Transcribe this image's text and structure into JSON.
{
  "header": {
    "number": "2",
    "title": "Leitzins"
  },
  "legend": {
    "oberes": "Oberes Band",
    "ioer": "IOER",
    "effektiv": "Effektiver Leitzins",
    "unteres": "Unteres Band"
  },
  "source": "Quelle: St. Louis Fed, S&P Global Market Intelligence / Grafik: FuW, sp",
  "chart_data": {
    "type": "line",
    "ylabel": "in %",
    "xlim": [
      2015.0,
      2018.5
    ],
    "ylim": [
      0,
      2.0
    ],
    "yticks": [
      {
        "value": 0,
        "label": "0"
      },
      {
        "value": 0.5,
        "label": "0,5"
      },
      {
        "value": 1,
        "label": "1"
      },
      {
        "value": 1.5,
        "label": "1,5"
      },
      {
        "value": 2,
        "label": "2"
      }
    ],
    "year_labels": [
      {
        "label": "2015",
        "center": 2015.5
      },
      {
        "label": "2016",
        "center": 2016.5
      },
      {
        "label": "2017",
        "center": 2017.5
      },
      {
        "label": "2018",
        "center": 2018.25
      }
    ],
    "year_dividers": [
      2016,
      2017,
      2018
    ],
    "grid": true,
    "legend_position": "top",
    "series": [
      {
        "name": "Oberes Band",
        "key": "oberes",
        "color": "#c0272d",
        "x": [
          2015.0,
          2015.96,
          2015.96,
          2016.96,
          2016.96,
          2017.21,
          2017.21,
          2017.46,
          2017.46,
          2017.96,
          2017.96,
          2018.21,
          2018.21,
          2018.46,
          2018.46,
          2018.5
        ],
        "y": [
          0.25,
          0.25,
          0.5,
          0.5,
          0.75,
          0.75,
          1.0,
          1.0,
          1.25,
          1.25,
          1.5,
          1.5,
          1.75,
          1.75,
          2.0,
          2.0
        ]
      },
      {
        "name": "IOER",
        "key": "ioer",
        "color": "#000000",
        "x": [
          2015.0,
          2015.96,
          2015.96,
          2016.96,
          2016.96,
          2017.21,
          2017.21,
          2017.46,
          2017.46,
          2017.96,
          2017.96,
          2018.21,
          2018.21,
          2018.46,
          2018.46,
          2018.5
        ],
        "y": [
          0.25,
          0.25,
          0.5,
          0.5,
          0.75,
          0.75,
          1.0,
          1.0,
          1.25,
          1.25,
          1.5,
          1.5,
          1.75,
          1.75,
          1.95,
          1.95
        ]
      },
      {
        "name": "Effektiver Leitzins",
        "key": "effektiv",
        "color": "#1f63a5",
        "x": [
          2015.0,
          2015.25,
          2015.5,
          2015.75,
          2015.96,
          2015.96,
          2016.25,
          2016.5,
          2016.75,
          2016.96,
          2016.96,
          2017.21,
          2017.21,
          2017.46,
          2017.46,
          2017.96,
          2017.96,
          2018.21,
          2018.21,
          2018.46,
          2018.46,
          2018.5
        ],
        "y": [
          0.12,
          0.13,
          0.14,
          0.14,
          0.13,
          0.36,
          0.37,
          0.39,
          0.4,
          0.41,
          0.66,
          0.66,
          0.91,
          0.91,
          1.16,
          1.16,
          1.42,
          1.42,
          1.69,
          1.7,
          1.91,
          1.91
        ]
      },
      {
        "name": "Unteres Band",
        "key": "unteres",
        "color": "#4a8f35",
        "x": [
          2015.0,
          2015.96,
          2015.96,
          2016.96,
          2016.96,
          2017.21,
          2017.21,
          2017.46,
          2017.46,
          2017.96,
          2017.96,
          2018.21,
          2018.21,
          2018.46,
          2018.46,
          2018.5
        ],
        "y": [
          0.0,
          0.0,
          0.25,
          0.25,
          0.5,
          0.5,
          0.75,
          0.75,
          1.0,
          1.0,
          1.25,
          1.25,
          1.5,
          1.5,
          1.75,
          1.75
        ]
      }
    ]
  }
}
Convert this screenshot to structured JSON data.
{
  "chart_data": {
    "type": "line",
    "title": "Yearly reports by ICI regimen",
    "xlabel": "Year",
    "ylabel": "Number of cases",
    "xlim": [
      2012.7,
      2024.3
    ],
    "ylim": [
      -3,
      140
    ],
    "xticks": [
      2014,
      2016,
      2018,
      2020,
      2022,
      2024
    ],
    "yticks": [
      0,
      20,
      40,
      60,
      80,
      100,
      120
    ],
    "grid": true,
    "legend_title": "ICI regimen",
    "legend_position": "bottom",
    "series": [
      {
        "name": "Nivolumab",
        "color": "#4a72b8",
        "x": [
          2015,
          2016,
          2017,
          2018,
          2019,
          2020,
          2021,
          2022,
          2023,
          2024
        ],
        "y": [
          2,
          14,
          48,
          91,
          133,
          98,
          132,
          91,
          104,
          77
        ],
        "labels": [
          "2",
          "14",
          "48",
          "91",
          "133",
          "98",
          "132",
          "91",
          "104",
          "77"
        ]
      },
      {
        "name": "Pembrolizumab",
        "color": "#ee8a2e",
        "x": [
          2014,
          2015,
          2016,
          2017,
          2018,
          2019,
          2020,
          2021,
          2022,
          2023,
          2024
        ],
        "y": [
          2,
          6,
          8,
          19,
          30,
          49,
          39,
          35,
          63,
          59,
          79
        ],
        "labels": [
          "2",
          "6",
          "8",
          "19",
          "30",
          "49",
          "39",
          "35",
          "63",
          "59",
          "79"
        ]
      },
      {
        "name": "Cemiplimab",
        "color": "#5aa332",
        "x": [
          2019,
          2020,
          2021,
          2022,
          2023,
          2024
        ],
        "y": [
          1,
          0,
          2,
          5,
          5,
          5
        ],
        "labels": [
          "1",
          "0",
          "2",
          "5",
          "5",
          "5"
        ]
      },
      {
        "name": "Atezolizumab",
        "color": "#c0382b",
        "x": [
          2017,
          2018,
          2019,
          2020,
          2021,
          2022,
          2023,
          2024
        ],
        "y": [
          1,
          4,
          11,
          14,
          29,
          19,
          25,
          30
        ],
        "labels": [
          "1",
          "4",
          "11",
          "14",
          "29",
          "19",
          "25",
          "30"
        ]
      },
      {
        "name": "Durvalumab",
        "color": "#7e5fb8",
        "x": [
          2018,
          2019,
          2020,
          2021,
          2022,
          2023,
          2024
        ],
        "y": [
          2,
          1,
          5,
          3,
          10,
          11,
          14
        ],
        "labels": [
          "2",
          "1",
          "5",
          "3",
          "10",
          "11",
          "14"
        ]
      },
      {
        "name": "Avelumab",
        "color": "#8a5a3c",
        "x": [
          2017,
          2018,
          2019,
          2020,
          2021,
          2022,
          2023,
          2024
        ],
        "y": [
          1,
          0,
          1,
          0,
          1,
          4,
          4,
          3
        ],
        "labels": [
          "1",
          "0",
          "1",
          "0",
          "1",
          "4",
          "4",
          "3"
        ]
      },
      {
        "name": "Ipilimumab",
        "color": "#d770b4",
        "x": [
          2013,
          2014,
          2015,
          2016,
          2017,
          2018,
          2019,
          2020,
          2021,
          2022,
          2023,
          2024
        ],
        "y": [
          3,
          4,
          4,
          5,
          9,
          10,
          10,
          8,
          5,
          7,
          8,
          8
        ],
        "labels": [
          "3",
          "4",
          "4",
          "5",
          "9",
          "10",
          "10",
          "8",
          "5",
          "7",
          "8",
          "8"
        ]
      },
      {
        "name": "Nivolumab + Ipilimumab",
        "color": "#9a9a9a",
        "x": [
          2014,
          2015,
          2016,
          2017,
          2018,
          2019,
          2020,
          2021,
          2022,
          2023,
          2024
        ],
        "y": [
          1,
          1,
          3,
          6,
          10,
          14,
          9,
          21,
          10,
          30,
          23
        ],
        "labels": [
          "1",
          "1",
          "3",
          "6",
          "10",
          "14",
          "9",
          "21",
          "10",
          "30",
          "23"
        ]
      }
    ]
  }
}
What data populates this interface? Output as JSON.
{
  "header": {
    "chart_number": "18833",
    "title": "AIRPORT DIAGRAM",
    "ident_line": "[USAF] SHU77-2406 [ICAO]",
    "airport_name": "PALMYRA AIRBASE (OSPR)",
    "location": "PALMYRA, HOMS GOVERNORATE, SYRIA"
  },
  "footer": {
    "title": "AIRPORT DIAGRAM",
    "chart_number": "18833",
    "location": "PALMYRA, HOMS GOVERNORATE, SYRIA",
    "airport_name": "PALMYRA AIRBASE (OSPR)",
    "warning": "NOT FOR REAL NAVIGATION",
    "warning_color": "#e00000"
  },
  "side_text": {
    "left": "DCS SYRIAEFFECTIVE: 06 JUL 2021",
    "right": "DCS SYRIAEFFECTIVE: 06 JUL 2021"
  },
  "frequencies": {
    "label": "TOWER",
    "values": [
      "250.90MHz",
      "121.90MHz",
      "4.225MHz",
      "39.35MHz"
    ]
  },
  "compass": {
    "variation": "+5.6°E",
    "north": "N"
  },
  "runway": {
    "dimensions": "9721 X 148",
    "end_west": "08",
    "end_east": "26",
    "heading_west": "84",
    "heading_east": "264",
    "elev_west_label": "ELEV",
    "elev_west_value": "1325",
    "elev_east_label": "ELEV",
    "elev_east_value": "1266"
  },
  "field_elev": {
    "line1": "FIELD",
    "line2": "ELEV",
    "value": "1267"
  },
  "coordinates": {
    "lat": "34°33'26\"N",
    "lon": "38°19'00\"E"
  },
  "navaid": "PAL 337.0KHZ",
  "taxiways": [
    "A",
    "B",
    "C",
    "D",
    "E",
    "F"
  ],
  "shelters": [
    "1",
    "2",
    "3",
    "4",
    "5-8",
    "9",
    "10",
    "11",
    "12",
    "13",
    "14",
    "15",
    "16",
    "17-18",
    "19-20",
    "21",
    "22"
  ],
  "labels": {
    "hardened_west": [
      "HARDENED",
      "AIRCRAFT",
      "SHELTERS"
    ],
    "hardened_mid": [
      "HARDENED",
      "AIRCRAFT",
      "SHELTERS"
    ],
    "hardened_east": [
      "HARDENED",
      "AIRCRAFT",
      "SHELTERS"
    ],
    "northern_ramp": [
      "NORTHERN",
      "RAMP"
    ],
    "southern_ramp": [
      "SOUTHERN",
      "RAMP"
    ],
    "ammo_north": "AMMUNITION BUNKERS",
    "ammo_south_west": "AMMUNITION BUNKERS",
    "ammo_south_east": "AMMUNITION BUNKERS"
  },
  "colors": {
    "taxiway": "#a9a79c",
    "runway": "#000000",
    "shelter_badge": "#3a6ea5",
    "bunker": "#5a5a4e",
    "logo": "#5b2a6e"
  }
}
□ □ □ □ □
# Given instruction
Identify every line above that includes the word "SYRIAEFFECTIVE", and show those lines.

# Answer below
    "left": "DCS SYRIAEFFECTIVE: 06 JUL 2021",
    "right": "DCS SYRIAEFFECTIVE: 06 JUL 2021"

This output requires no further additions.